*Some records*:
··········

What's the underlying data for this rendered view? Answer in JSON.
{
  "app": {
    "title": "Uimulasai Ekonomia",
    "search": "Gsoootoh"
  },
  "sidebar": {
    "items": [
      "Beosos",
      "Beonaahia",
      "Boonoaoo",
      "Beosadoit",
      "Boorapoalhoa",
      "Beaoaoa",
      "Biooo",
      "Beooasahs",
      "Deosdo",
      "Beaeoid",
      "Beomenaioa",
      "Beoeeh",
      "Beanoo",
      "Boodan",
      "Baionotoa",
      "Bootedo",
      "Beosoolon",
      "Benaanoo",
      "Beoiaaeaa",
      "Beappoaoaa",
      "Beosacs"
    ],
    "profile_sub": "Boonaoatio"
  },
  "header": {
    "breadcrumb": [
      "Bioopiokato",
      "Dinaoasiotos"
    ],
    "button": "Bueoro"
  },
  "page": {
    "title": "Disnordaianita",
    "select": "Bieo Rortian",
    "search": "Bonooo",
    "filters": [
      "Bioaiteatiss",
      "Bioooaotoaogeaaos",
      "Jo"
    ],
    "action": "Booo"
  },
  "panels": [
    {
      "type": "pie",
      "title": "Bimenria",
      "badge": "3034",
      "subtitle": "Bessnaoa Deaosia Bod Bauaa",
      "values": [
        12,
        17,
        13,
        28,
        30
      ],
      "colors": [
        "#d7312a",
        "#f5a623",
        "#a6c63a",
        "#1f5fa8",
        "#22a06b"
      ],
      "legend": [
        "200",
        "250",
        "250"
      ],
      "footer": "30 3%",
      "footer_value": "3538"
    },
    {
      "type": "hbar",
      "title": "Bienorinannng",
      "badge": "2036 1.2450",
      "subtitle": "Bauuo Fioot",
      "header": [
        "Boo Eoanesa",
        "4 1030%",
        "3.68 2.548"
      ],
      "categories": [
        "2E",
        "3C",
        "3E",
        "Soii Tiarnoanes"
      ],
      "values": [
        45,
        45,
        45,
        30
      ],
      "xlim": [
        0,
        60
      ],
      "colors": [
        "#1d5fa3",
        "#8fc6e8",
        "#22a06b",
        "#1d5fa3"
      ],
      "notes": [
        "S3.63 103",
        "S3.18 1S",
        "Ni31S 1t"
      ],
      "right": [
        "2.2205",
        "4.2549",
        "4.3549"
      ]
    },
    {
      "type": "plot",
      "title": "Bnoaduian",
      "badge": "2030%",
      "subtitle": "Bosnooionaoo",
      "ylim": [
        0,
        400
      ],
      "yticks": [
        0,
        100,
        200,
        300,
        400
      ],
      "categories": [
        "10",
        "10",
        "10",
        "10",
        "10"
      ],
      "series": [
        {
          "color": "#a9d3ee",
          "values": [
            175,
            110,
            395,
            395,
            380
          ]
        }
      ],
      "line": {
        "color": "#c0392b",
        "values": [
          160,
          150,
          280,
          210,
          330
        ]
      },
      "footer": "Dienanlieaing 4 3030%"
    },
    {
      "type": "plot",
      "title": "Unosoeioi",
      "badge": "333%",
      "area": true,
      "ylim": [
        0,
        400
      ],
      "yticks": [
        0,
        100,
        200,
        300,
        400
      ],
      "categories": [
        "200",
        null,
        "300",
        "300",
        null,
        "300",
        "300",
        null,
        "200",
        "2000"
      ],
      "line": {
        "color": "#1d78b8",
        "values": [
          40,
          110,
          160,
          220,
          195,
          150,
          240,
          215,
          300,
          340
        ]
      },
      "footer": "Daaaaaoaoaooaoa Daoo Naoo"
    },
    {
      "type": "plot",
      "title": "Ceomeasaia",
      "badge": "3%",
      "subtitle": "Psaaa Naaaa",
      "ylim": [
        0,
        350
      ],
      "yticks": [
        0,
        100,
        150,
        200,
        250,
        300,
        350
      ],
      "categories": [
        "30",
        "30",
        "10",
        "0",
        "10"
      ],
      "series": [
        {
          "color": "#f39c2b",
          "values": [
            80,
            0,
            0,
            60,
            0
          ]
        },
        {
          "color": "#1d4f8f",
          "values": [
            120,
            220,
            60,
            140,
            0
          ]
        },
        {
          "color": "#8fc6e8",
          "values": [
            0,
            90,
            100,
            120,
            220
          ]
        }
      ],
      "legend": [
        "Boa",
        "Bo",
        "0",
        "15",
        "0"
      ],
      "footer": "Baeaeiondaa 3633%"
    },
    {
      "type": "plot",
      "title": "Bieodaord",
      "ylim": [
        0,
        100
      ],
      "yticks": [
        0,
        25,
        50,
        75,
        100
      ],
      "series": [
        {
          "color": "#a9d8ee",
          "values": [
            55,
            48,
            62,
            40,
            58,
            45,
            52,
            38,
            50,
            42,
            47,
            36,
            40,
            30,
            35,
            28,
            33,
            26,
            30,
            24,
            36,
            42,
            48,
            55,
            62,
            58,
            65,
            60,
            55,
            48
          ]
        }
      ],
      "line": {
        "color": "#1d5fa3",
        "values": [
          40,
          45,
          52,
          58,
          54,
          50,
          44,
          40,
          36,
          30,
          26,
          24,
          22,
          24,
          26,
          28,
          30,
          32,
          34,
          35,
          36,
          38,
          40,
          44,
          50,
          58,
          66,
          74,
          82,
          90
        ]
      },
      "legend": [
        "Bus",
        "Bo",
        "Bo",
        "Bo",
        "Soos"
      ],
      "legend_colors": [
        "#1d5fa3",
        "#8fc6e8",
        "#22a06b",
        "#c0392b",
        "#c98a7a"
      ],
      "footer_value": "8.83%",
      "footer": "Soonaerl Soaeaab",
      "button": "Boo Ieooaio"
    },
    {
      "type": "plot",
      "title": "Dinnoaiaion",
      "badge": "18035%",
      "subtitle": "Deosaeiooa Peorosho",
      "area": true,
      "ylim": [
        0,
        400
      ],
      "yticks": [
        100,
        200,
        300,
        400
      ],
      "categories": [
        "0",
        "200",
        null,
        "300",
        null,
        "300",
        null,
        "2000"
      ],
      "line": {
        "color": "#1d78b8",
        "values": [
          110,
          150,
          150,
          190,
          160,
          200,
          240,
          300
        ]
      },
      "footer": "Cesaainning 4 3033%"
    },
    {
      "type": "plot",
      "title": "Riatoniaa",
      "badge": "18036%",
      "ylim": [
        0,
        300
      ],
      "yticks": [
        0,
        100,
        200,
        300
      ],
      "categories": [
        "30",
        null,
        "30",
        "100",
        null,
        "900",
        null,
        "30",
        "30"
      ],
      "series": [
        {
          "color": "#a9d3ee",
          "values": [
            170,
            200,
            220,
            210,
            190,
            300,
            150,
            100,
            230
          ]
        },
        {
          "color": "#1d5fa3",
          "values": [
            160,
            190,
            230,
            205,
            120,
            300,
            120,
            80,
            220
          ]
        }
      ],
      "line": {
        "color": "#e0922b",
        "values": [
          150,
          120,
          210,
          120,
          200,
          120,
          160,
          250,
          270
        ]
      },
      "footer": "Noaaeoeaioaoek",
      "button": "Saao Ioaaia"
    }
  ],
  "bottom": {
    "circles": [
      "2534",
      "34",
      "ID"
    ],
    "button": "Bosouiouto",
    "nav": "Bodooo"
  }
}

··········

*Aim of the exercise*: List all lines above in which the string "subtitle" appears.

*Exercise answer*:
      "subtitle": "Bessnaoa Deaosia Bod Bauaa",
      "subtitle": "Bauuo Fioot",
      "subtitle": "Bosnooionaoo",
      "subtitle": "Psaaa Naaaa",
      "subtitle": "Deosaeiooa Peorosho",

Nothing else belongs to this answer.